## Work instructions
Show only lines that include "System".

— Start Extracted entries —

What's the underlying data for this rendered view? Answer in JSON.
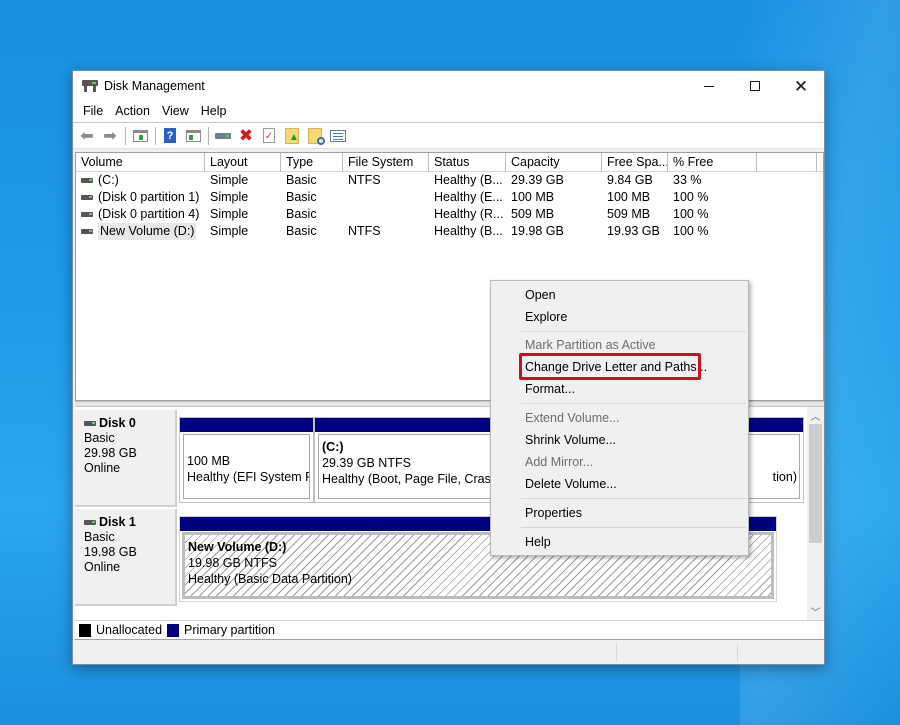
{
  "window": {
    "title": "Disk Management",
    "controls": {
      "minimize": "minimize",
      "maximize": "maximize",
      "close": "close"
    }
  },
  "menubar": [
    "File",
    "Action",
    "View",
    "Help"
  ],
  "toolbar": {
    "icons": [
      "back-icon",
      "forward-icon",
      "show-hide-console-tree-icon",
      "help-icon",
      "show-hide-action-pane-icon",
      "connect-disk-icon",
      "delete-icon",
      "properties-checklist-icon",
      "folder-up-icon",
      "folder-search-icon",
      "list-view-icon"
    ]
  },
  "volume_list": {
    "columns": [
      "Volume",
      "Layout",
      "Type",
      "File System",
      "Status",
      "Capacity",
      "Free Spa...",
      "% Free",
      ""
    ],
    "rows": [
      {
        "volume": " (C:)",
        "layout": "Simple",
        "type": "Basic",
        "fs": "NTFS",
        "status": "Healthy (B...",
        "capacity": "29.39 GB",
        "free": "9.84 GB",
        "pct_free": "33 %"
      },
      {
        "volume": "(Disk 0 partition 1)",
        "layout": "Simple",
        "type": "Basic",
        "fs": "",
        "status": "Healthy (E...",
        "capacity": "100 MB",
        "free": "100 MB",
        "pct_free": "100 %"
      },
      {
        "volume": "(Disk 0 partition 4)",
        "layout": "Simple",
        "type": "Basic",
        "fs": "",
        "status": "Healthy (R...",
        "capacity": "509 MB",
        "free": "509 MB",
        "pct_free": "100 %"
      },
      {
        "volume": "New Volume (D:)",
        "layout": "Simple",
        "type": "Basic",
        "fs": "NTFS",
        "status": "Healthy (B...",
        "capacity": "19.98 GB",
        "free": "19.93 GB",
        "pct_free": "100 %"
      }
    ]
  },
  "disks": [
    {
      "name": "Disk 0",
      "type": "Basic",
      "size": "29.98 GB",
      "state": "Online",
      "partitions": [
        {
          "title": "",
          "line1": "100 MB",
          "line2": "Healthy (EFI System Pa"
        },
        {
          "title": "(C:)",
          "line1": "29.39 GB NTFS",
          "line2": "Healthy (Boot, Page File, Crash D"
        },
        {
          "title": "",
          "line1": "",
          "line2": "tion)"
        }
      ]
    },
    {
      "name": "Disk 1",
      "type": "Basic",
      "size": "19.98 GB",
      "state": "Online",
      "partitions": [
        {
          "title": "New Volume  (D:)",
          "line1": "19.98 GB NTFS",
          "line2": "Healthy (Basic Data Partition)"
        }
      ]
    }
  ],
  "legend": [
    {
      "label": "Unallocated",
      "color": "#000000"
    },
    {
      "label": "Primary partition",
      "color": "#000080"
    }
  ],
  "context_menu": {
    "items": [
      {
        "label": "Open",
        "enabled": true
      },
      {
        "label": "Explore",
        "enabled": true
      },
      {
        "label": "Mark Partition as Active",
        "enabled": false
      },
      {
        "label": "Change Drive Letter and Paths...",
        "enabled": true,
        "highlighted": true
      },
      {
        "label": "Format...",
        "enabled": true
      },
      {
        "label": "Extend Volume...",
        "enabled": false
      },
      {
        "label": "Shrink Volume...",
        "enabled": true
      },
      {
        "label": "Add Mirror...",
        "enabled": false
      },
      {
        "label": "Delete Volume...",
        "enabled": true
      },
      {
        "label": "Properties",
        "enabled": true
      },
      {
        "label": "Help",
        "enabled": true
      }
    ]
  },
  "colors": {
    "partition_bar": "#000080",
    "highlight_border": "#c8101e",
    "desktop_blue": "#1e9be8"
  }
}
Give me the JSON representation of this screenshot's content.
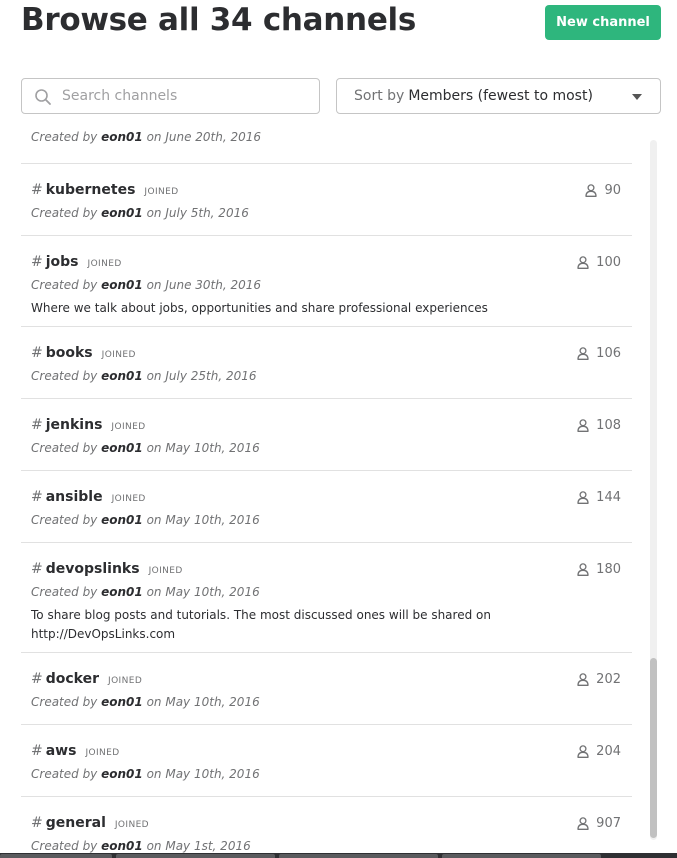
{
  "header": {
    "title": "Browse all 34 channels",
    "new_channel_label": "New channel"
  },
  "search": {
    "placeholder": "Search channels",
    "value": ""
  },
  "sort": {
    "label": "Sort by",
    "value": "Members (fewest to most)"
  },
  "partial_row": {
    "created_prefix": "Created by",
    "creator": "eon01",
    "created_suffix": "on June 20th, 2016"
  },
  "channels": [
    {
      "name": "kubernetes",
      "status": "JOINED",
      "creator": "eon01",
      "date": "on July 5th, 2016",
      "purpose": "",
      "members": "90"
    },
    {
      "name": "jobs",
      "status": "JOINED",
      "creator": "eon01",
      "date": "on June 30th, 2016",
      "purpose": "Where we talk about jobs, opportunities and share  professional experiences",
      "members": "100"
    },
    {
      "name": "books",
      "status": "JOINED",
      "creator": "eon01",
      "date": "on July 25th, 2016",
      "purpose": "",
      "members": "106"
    },
    {
      "name": "jenkins",
      "status": "JOINED",
      "creator": "eon01",
      "date": "on May 10th, 2016",
      "purpose": "",
      "members": "108"
    },
    {
      "name": "ansible",
      "status": "JOINED",
      "creator": "eon01",
      "date": "on May 10th, 2016",
      "purpose": "",
      "members": "144"
    },
    {
      "name": "devopslinks",
      "status": "JOINED",
      "creator": "eon01",
      "date": "on May 10th, 2016",
      "purpose": "To share blog posts and tutorials. The most discussed ones will be shared on http://DevOpsLinks.com",
      "members": "180"
    },
    {
      "name": "docker",
      "status": "JOINED",
      "creator": "eon01",
      "date": "on May 10th, 2016",
      "purpose": "",
      "members": "202"
    },
    {
      "name": "aws",
      "status": "JOINED",
      "creator": "eon01",
      "date": "on May 10th, 2016",
      "purpose": "",
      "members": "204"
    },
    {
      "name": "general",
      "status": "JOINED",
      "creator": "eon01",
      "date": "on May 1st, 2016",
      "purpose": "",
      "members": "907"
    }
  ],
  "labels": {
    "hash": "#",
    "created_by": "Created by"
  },
  "colors": {
    "accent": "#2eb67d",
    "text": "#2c2d30",
    "muted": "#717274",
    "divider": "#e1e1e1"
  },
  "icons": {
    "search": "search-icon",
    "members": "person-icon",
    "sort_caret": "caret-down-icon"
  }
}
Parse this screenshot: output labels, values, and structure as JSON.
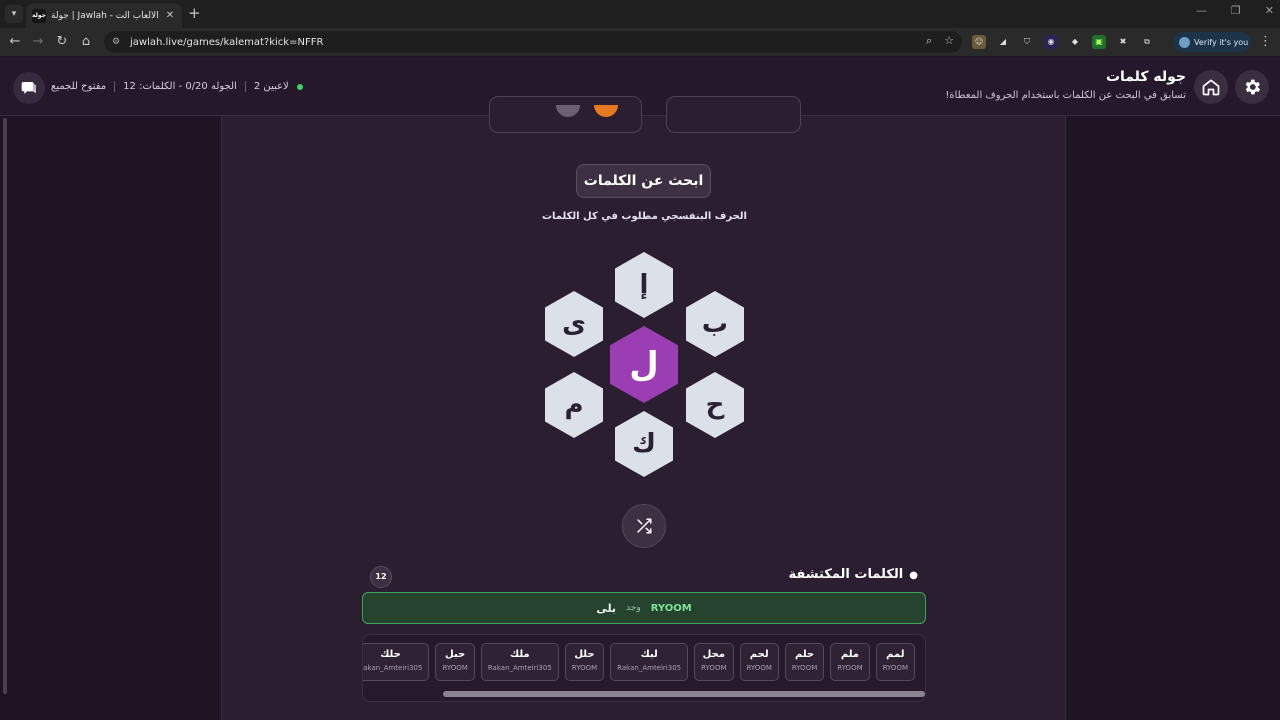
{
  "browser": {
    "tab_title": "جولة | Jawlah - منصة الألعاب الت",
    "tab_favicon_text": "جولة",
    "url": "jawlah.live/games/kalemat?kick=NFFR",
    "verify_label": "Verify it's you"
  },
  "header": {
    "title": "جوله كلمات",
    "subtitle": "تسابق في البحث عن الكلمات باستخدام الحروف المعطاة!",
    "players": "2 لاعبين",
    "round_info": "الجوله 0/20 - الكلمات: 12",
    "access": "مفتوح للجميع",
    "colors": {
      "live": "#3fd16b"
    }
  },
  "game": {
    "heading": "ابحث عن الكلمات",
    "hint": "الحرف البنفسجي مطلوب في كل الكلمات",
    "center_letter": "ل",
    "letters": {
      "top": "إ",
      "top_right": "ب",
      "bottom_right": "ح",
      "bottom": "ك",
      "bottom_left": "م",
      "top_left": "ى"
    },
    "accent_color": "#9b3db3"
  },
  "found": {
    "title": "الكلمات المكتشفة",
    "count": "12",
    "latest": {
      "player": "RYOOM",
      "verb": "وجد",
      "word": "بلى"
    },
    "words": [
      {
        "word": "لمم",
        "player": "RYOOM"
      },
      {
        "word": "ملم",
        "player": "RYOOM"
      },
      {
        "word": "حلم",
        "player": "RYOOM"
      },
      {
        "word": "لحم",
        "player": "RYOOM"
      },
      {
        "word": "محل",
        "player": "RYOOM"
      },
      {
        "word": "لبك",
        "player": "Rakan_Amteiri305"
      },
      {
        "word": "حلل",
        "player": "RYOOM"
      },
      {
        "word": "ملك",
        "player": "Rakan_Amteiri305"
      },
      {
        "word": "حبل",
        "player": "RYOOM"
      },
      {
        "word": "حلك",
        "player": "Rakan_Amteiri305"
      }
    ]
  }
}
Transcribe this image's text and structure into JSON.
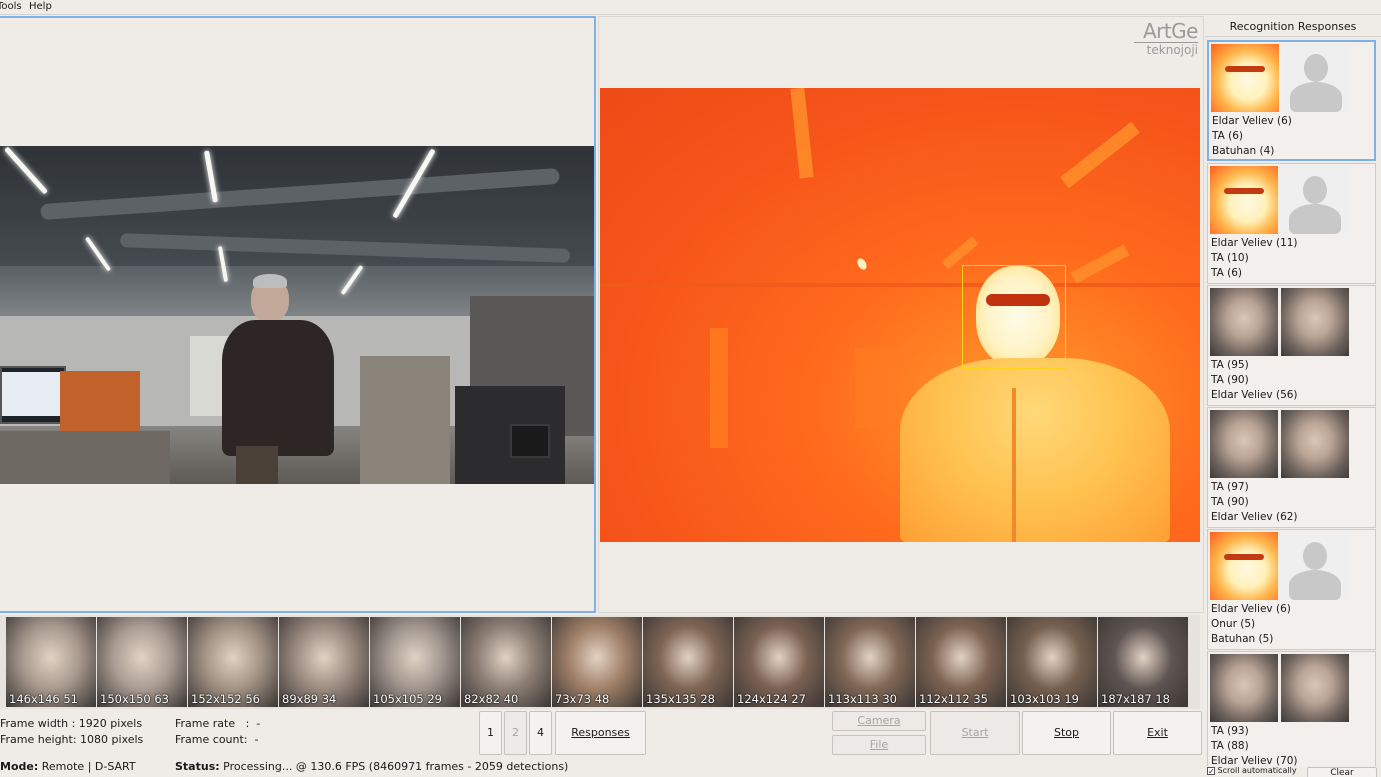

— End Extracted entries —

## Full solution
      "File System",
          "line2": "Healthy (EFI System Pa"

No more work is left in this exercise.